● **What to produce**
Isolate every line in the data with the string "this" and copy it.

+++++

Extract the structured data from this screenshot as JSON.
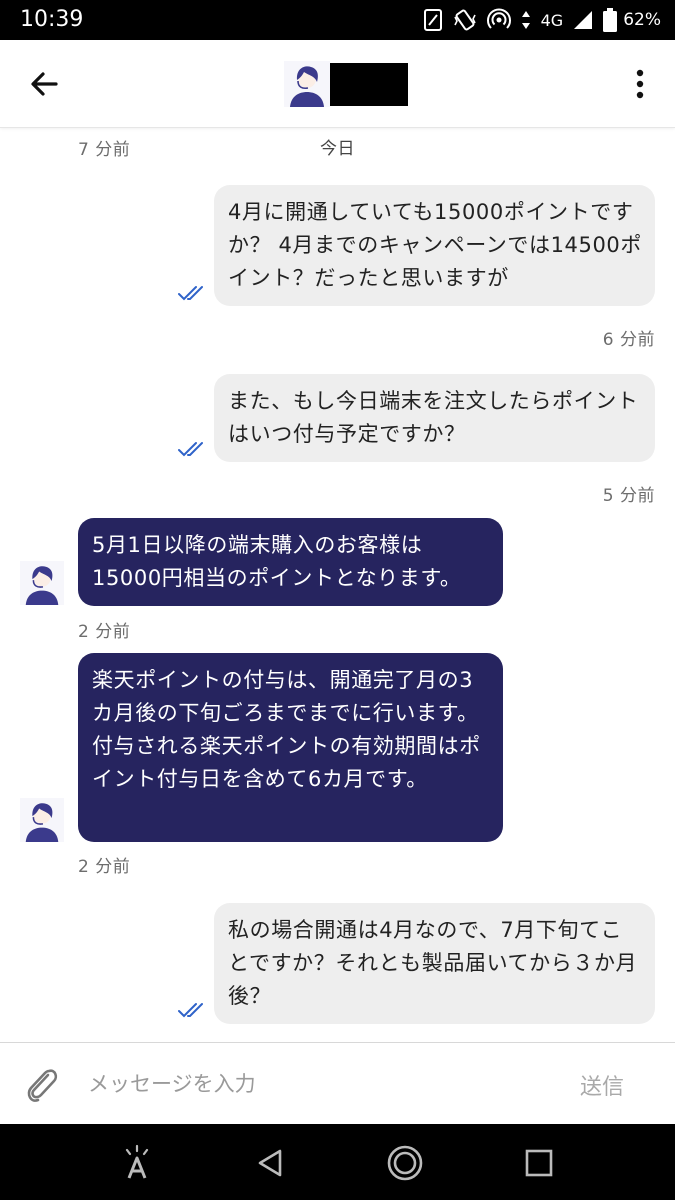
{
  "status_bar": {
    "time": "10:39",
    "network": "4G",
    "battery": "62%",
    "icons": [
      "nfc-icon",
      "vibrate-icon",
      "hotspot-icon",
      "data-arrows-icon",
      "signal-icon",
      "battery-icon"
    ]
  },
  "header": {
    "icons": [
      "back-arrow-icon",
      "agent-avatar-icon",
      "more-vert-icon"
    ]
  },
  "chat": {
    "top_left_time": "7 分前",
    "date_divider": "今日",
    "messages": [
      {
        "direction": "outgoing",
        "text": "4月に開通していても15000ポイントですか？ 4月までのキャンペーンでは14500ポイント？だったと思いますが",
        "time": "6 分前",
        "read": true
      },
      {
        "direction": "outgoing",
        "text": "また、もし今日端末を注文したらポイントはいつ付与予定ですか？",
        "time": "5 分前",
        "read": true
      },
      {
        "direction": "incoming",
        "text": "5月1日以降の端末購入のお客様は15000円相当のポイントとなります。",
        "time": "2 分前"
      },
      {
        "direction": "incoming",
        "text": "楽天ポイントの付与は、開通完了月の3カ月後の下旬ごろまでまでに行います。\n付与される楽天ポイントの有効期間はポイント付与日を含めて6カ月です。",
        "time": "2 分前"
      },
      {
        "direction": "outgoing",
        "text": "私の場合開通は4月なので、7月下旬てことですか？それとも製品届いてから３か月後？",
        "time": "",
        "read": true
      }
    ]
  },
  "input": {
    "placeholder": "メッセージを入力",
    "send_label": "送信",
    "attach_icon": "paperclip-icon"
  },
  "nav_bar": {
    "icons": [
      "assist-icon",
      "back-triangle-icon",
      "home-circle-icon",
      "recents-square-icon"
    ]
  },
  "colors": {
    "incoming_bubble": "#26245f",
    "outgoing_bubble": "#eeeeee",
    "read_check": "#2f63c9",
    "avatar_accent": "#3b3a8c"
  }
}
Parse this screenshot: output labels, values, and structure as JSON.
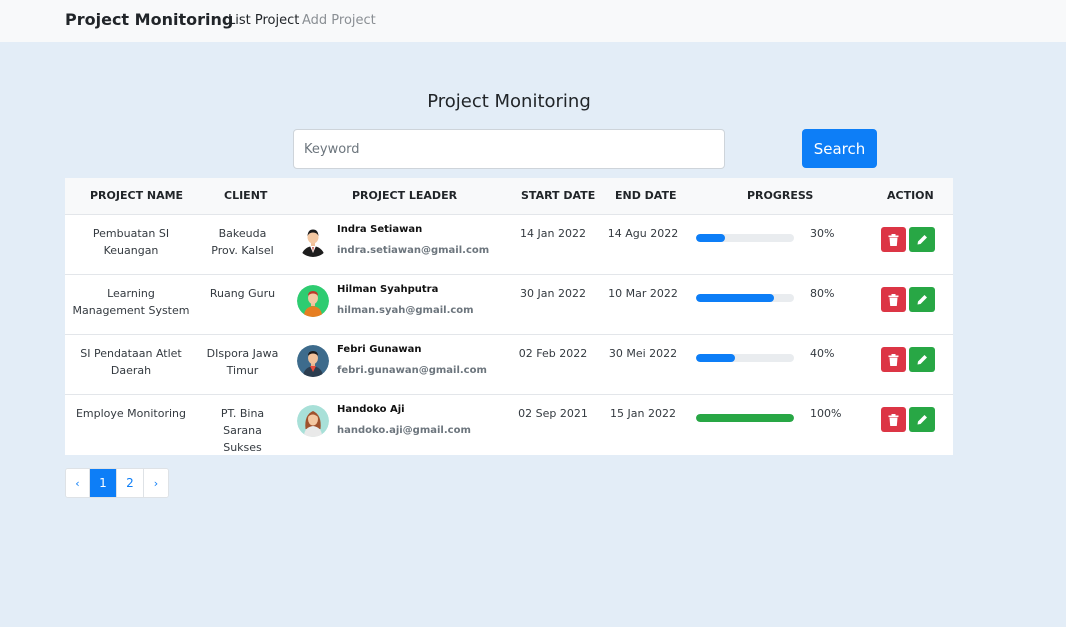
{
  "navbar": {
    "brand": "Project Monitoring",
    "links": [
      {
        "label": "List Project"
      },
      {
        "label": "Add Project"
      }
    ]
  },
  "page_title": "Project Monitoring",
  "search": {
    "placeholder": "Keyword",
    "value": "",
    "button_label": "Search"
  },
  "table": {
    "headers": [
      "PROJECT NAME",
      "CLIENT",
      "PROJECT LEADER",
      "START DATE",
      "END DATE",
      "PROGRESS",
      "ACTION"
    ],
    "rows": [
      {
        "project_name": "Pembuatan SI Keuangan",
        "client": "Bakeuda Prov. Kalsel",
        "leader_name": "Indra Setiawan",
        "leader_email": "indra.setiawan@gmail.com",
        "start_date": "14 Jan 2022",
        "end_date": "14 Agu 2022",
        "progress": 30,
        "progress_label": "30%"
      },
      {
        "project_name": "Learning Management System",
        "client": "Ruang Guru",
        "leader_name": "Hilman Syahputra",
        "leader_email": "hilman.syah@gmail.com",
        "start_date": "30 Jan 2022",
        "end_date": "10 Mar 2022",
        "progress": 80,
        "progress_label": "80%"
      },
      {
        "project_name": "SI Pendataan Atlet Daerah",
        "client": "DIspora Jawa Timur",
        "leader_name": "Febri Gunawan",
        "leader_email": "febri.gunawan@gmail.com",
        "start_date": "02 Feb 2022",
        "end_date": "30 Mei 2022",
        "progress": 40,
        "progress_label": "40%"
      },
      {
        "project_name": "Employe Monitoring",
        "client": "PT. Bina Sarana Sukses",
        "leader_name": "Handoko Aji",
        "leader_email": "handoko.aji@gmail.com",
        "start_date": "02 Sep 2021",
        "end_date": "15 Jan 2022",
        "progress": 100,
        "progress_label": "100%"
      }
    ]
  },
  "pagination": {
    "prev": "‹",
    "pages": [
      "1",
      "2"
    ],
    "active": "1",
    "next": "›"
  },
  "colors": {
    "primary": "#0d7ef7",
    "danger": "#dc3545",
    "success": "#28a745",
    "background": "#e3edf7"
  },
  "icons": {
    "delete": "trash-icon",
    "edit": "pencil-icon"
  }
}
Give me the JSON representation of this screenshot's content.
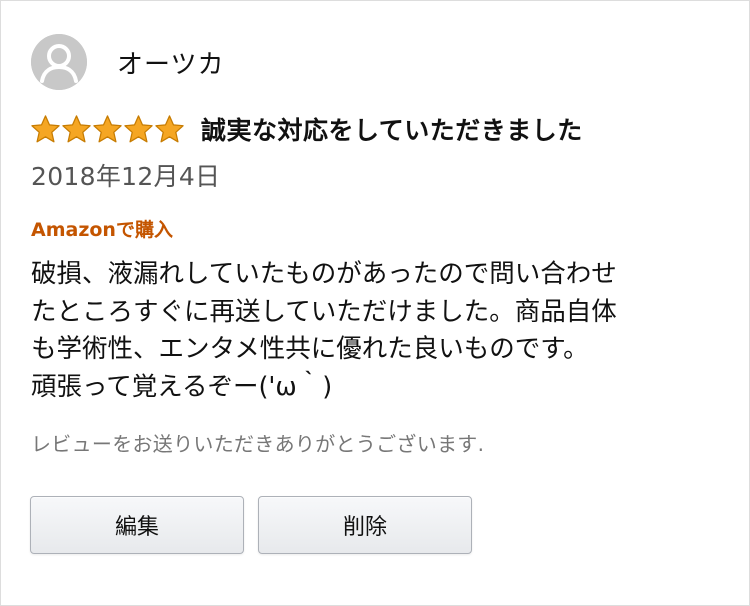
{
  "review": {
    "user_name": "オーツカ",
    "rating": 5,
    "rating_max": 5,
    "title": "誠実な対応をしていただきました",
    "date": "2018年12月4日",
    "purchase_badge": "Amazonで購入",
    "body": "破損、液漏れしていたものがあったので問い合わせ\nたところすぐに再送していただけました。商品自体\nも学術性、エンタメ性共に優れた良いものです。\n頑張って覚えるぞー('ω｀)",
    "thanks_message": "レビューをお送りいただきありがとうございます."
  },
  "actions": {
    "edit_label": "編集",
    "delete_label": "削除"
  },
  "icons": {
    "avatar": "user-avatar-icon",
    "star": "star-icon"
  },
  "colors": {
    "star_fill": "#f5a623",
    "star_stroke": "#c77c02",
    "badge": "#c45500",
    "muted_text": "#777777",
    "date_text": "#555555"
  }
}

+++++

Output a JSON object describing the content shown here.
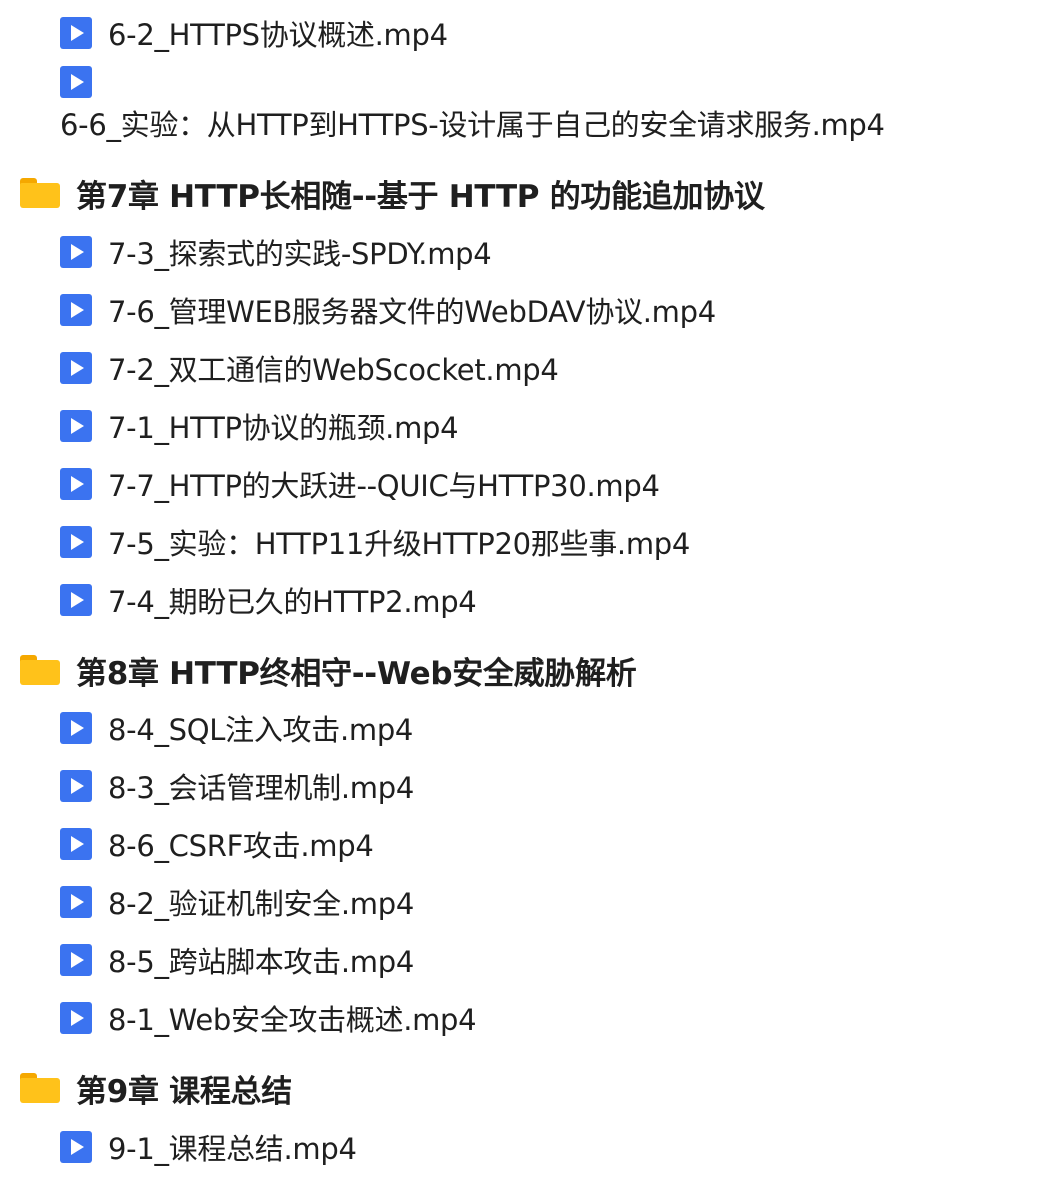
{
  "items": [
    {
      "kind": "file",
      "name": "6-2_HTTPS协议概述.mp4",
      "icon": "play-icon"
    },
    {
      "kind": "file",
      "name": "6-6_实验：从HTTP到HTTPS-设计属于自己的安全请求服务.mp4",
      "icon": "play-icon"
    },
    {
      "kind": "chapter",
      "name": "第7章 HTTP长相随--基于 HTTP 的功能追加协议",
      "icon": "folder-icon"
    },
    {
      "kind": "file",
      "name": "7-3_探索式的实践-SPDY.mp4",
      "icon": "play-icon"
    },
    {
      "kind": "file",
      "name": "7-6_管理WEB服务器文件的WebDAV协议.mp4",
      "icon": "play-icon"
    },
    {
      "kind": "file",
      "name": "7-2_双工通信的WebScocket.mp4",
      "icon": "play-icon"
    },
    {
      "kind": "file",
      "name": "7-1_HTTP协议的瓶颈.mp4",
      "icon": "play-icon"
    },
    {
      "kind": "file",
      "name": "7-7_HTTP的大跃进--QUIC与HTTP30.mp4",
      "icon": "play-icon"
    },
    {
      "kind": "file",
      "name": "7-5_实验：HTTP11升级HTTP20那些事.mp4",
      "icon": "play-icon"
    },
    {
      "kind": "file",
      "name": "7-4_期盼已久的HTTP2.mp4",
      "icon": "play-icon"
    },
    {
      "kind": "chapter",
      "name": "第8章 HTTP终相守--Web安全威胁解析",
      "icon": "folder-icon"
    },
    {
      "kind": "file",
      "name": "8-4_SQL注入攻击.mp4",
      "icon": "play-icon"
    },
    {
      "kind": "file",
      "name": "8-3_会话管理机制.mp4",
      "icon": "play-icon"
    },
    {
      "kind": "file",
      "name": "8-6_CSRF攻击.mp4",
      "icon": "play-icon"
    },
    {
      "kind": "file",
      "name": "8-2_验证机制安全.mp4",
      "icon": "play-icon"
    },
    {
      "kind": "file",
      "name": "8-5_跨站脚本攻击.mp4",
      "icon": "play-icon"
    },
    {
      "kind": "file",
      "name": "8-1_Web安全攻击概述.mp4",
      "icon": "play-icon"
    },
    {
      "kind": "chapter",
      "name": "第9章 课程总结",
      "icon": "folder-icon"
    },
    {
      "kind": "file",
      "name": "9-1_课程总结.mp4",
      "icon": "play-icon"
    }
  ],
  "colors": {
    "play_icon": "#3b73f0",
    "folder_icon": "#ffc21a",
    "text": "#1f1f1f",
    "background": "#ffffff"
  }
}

+++++

● **The result**
Extract the structured data from this screenshot as JSON.
Parse this screenshot: output labels, values, and structure as JSON.
Give me the JSON representation of this screenshot's content.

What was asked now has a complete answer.